Your goal: Please reproduce every one of the records below line for line, changing nothing.

>> begin

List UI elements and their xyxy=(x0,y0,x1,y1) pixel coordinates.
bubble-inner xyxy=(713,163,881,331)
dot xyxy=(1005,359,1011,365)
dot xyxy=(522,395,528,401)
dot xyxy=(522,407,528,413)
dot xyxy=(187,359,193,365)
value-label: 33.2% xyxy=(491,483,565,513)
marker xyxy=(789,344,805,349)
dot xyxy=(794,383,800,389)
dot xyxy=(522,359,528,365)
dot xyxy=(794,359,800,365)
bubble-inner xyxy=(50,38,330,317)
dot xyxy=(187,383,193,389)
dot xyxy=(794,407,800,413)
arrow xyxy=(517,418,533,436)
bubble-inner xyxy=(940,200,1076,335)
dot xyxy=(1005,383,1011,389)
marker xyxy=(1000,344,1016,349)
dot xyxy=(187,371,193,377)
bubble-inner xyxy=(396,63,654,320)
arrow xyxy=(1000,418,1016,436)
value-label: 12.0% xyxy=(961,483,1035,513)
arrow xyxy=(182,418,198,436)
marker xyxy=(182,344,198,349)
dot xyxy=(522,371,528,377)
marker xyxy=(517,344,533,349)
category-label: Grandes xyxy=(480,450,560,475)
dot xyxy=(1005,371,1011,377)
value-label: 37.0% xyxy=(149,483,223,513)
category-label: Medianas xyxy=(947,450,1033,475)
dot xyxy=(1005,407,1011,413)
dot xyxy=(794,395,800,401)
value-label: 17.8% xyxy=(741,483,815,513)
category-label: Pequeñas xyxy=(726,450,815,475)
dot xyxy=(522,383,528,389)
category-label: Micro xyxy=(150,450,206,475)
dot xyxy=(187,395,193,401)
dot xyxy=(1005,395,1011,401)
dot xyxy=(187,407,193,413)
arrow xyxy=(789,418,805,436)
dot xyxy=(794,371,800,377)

>> end

Task result:
List UI elements and their xyxy=(x0,y0,x1,y1) pixel coordinates.
bubble-inner xyxy=(713,163,881,331)
dot xyxy=(1005,359,1011,365)
dot xyxy=(522,395,528,401)
dot xyxy=(522,407,528,413)
dot xyxy=(187,359,193,365)
value-label: 33.2% xyxy=(491,483,565,513)
marker xyxy=(789,344,805,349)
dot xyxy=(794,383,800,389)
dot xyxy=(522,359,528,365)
dot xyxy=(794,359,800,365)
bubble-inner xyxy=(50,38,330,317)
dot xyxy=(187,383,193,389)
dot xyxy=(794,407,800,413)
arrow xyxy=(517,418,533,436)
bubble-inner xyxy=(940,200,1076,335)
dot xyxy=(1005,383,1011,389)
marker xyxy=(1000,344,1016,349)
dot xyxy=(187,371,193,377)
bubble-inner xyxy=(396,63,654,320)
arrow xyxy=(1000,418,1016,436)
value-label: 12.0% xyxy=(961,483,1035,513)
arrow xyxy=(182,418,198,436)
marker xyxy=(182,344,198,349)
dot xyxy=(522,371,528,377)
marker xyxy=(517,344,533,349)
category-label: Grandes xyxy=(480,450,560,475)
dot xyxy=(1005,371,1011,377)
value-label: 37.0% xyxy=(149,483,223,513)
category-label: Medianas xyxy=(947,450,1033,475)
dot xyxy=(1005,407,1011,413)
dot xyxy=(794,395,800,401)
value-label: 17.8% xyxy=(741,483,815,513)
category-label: Pequeñas xyxy=(726,450,815,475)
dot xyxy=(522,383,528,389)
category-label: Micro xyxy=(150,450,206,475)
dot xyxy=(187,395,193,401)
dot xyxy=(1005,395,1011,401)
dot xyxy=(187,407,193,413)
arrow xyxy=(789,418,805,436)
dot xyxy=(794,371,800,377)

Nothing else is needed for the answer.